## Problem details
Can you transcribe every line exactly and leave the pictures behind?

Rows from a dataset:
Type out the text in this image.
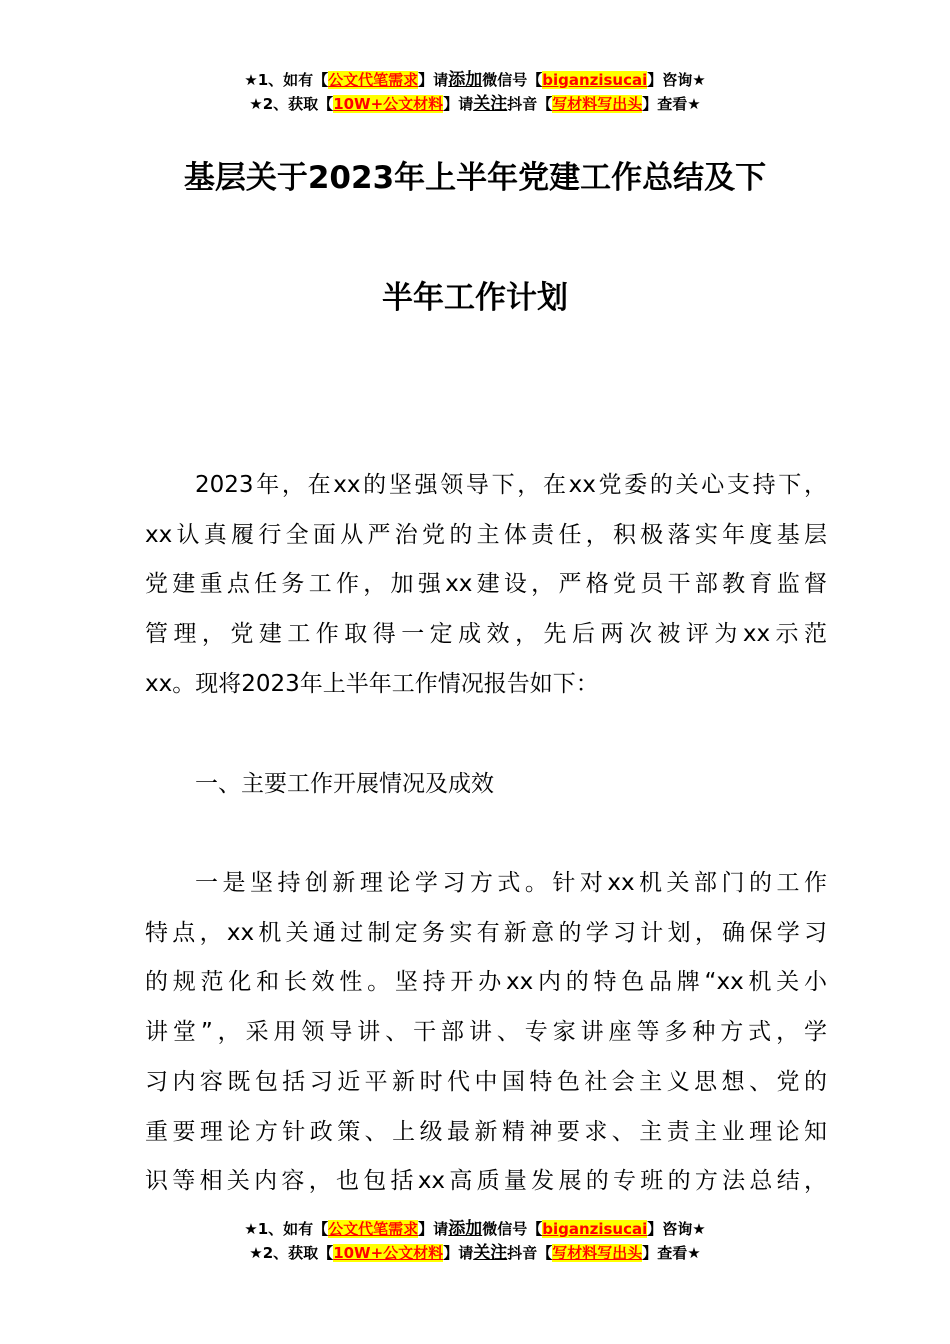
★1、如有【公文代笔需求】请添加微信号【biganzisucai】咨询★
★2、获取【10W+公文材料】请关注抖音【写材料写出头】查看★
基层关于2023年上半年党建工作总结及下
半年工作计划
2023年，在xx的坚强领导下，在xx党委的关心支持下，
xx认真履行全面从严治党的主体责任，积极落实年度基层
党建重点任务工作，加强xx建设，严格党员干部教育监督
管理，党建工作取得一定成效，先后两次被评为xx示范
xx。现将2023年上半年工作情况报告如下：
一、主要工作开展情况及成效
一是坚持创新理论学习方式。针对xx机关部门的工作
特点，xx机关通过制定务实有新意的学习计划，确保学习
的规范化和长效性。坚持开办xx内的特色品牌“xx机关小
讲堂”，采用领导讲、干部讲、专家讲座等多种方式，学
习内容既包括习近平新时代中国特色社会主义思想、党的
重要理论方针政策、上级最新精神要求、主责主业理论知
识等相关内容，也包括xx高质量发展的专班的方法总结，
★1、如有【公文代笔需求】请添加微信号【biganzisucai】咨询★
★2、获取【10W+公文材料】请关注抖音【写材料写出头】查看★
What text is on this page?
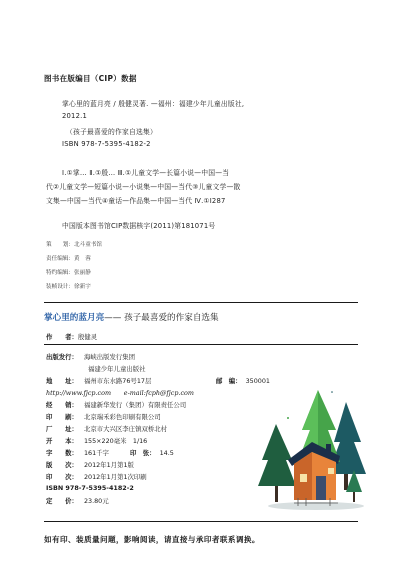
图书在版编目（CIP）数据
掌心里的蓝月亮 / 殷健灵著. —福州：福建少年儿童出版社,
2012.1
（孩子最喜爱的作家自选集）
ISBN 978-7-5395-4182-2
Ⅰ.①掌… Ⅱ.①殷… Ⅲ.①儿童文学—长篇小说—中国—当
代②儿童文学—短篇小说—小说集—中国—当代③儿童文学—散
文集—中国—当代④童话—作品集—中国—当代 Ⅳ.①I287
中国版本图书馆CIP数据核字(2011)第181071号
策　　划：北斗童书馆
责任编辑：黄　蓉
特约编辑：张丽静
装帧设计：徐新宇
掌心里的蓝月亮—— 孩子最喜爱的作家自选集
作　　者：殷健灵
出版发行： 海峡出版发行集团
福建少年儿童出版社
地　　址： 福州市东水路76号17层	邮　编： 350001
http://www.fjcp.com　　e-mail:fcph@fjcp.com
经　　销： 福建新华发行（集团）有限责任公司
印　　刷： 北京瑞禾彩色印刷有限公司
厂　　址： 北京市大兴区李庄镇双桥北村
开　　本： 155×220毫米　1/16
字　　数： 161千字	印　张： 14.5
版　　次： 2012年1月第1版
印　　次： 2012年1月第1次印刷
ISBN 978-7-5395-4182-2
定　　价： 23.80元
如有印、装质量问题，影响阅读，请直接与承印者联系调换。
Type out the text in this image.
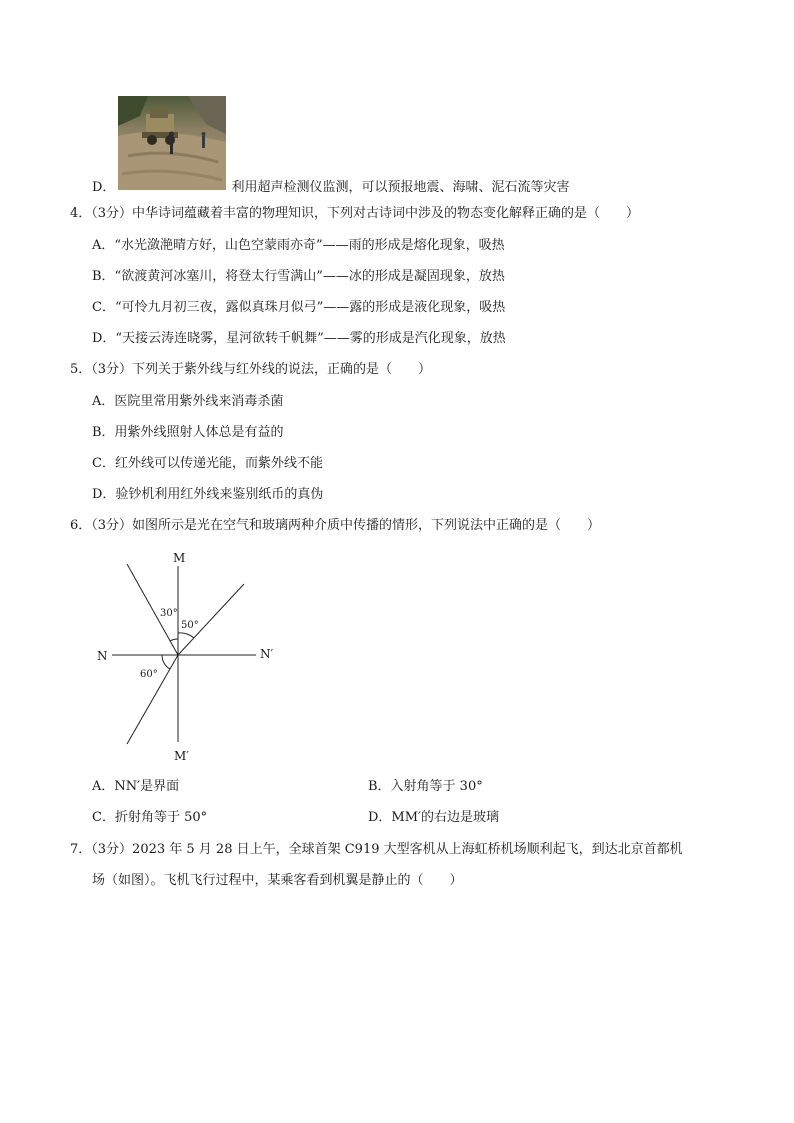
D．	利用超声检测仪监测，可以预报地震、海啸、泥石流等灾害
4．（3分）中华诗词蕴藏着丰富的物理知识，下列对古诗词中涉及的物态变化解释正确的是（　　）
A．“水光潋滟晴方好，山色空蒙雨亦奇”——雨的形成是熔化现象，吸热
B．“欲渡黄河冰塞川，将登太行雪满山”——冰的形成是凝固现象，放热
C．“可怜九月初三夜，露似真珠月似弓”——露的形成是液化现象，吸热
D．“天接云涛连晓雾，星河欲转千帆舞”——雾的形成是汽化现象，放热
5．（3分）下列关于紫外线与红外线的说法，正确的是（　　）
A．医院里常用紫外线来消毒杀菌
B．用紫外线照射人体总是有益的
C．红外线可以传递光能，而紫外线不能
D．验钞机利用红外线来鉴别纸币的真伪
6．（3分）如图所示是光在空气和玻璃两种介质中传播的情形，下列说法中正确的是（　　）
M
M′
N	N′
30°
50°
60°
A．NN′是界面	B．入射角等于 30°
C．折射角等于 50°	D．MM′的右边是玻璃
7．（3分）2023 年 5 月 28 日上午，全球首架 C919 大型客机从上海虹桥机场顺利起飞，到达北京首都机
场（如图）。飞机飞行过程中，某乘客看到机翼是静止的（　　）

## Right answer
Type out the text in this image.
★1、如有【公文代笔需求】请添加微信号【biganzisucai】咨询★
★2、获取【10W+公文材料】请关注抖音【写材料写出头】查看★
基层关于2023年上半年党建工作总结及下
半年工作计划
2023年，在xx的坚强领导下，在xx党委的关心支持下，
xx认真履行全面从严治党的主体责任，积极落实年度基层
党建重点任务工作，加强xx建设，严格党员干部教育监督
管理，党建工作取得一定成效，先后两次被评为xx示范
xx。现将2023年上半年工作情况报告如下：
一、主要工作开展情况及成效
一是坚持创新理论学习方式。针对xx机关部门的工作
特点，xx机关通过制定务实有新意的学习计划，确保学习
的规范化和长效性。坚持开办xx内的特色品牌“xx机关小
讲堂”，采用领导讲、干部讲、专家讲座等多种方式，学
习内容既包括习近平新时代中国特色社会主义思想、党的
重要理论方针政策、上级最新精神要求、主责主业理论知
识等相关内容，也包括xx高质量发展的专班的方法总结，
★1、如有【公文代笔需求】请添加微信号【biganzisucai】咨询★
★2、获取【10W+公文材料】请关注抖音【写材料写出头】查看★
What text is on this page?
图书在版编目（CIP）数据
掌心里的蓝月亮 / 殷健灵著. —福州：福建少年儿童出版社,
2012.1
（孩子最喜爱的作家自选集）
ISBN 978-7-5395-4182-2
Ⅰ.①掌… Ⅱ.①殷… Ⅲ.①儿童文学—长篇小说—中国—当
代②儿童文学—短篇小说—小说集—中国—当代③儿童文学—散
文集—中国—当代④童话—作品集—中国—当代 Ⅳ.①I287
中国版本图书馆CIP数据核字(2011)第181071号
策　　划：北斗童书馆
责任编辑：黄　蓉
特约编辑：张丽静
装帧设计：徐新宇
掌心里的蓝月亮—— 孩子最喜爱的作家自选集
作　　者：殷健灵
出版发行： 海峡出版发行集团
福建少年儿童出版社
地　　址： 福州市东水路76号17层	邮　编： 350001
http://www.fjcp.com　　e-mail:fcph@fjcp.com
经　　销： 福建新华发行（集团）有限责任公司
印　　刷： 北京瑞禾彩色印刷有限公司
厂　　址： 北京市大兴区李庄镇双桥北村
开　　本： 155×220毫米　1/16
字　　数： 161千字	印　张： 14.5
版　　次： 2012年1月第1版
印　　次： 2012年1月第1次印刷
ISBN 978-7-5395-4182-2
定　　价： 23.80元
如有印、装质量问题，影响阅读，请直接与承印者联系调换。
Type out the text in this image.
D．	利用超声检测仪监测，可以预报地震、海啸、泥石流等灾害
4．（3分）中华诗词蕴藏着丰富的物理知识，下列对古诗词中涉及的物态变化解释正确的是（　　）
A．“水光潋滟晴方好，山色空蒙雨亦奇”——雨的形成是熔化现象，吸热
B．“欲渡黄河冰塞川，将登太行雪满山”——冰的形成是凝固现象，放热
C．“可怜九月初三夜，露似真珠月似弓”——露的形成是液化现象，吸热
D．“天接云涛连晓雾，星河欲转千帆舞”——雾的形成是汽化现象，放热
5．（3分）下列关于紫外线与红外线的说法，正确的是（　　）
A．医院里常用紫外线来消毒杀菌
B．用紫外线照射人体总是有益的
C．红外线可以传递光能，而紫外线不能
D．验钞机利用红外线来鉴别纸币的真伪
6．（3分）如图所示是光在空气和玻璃两种介质中传播的情形，下列说法中正确的是（　　）
M
M′
N	N′
30°
50°
60°
A．NN′是界面	B．入射角等于 30°
C．折射角等于 50°	D．MM′的右边是玻璃
7．（3分）2023 年 5 月 28 日上午，全球首架 C919 大型客机从上海虹桥机场顺利起飞，到达北京首都机
场（如图）。飞机飞行过程中，某乘客看到机翼是静止的（　　）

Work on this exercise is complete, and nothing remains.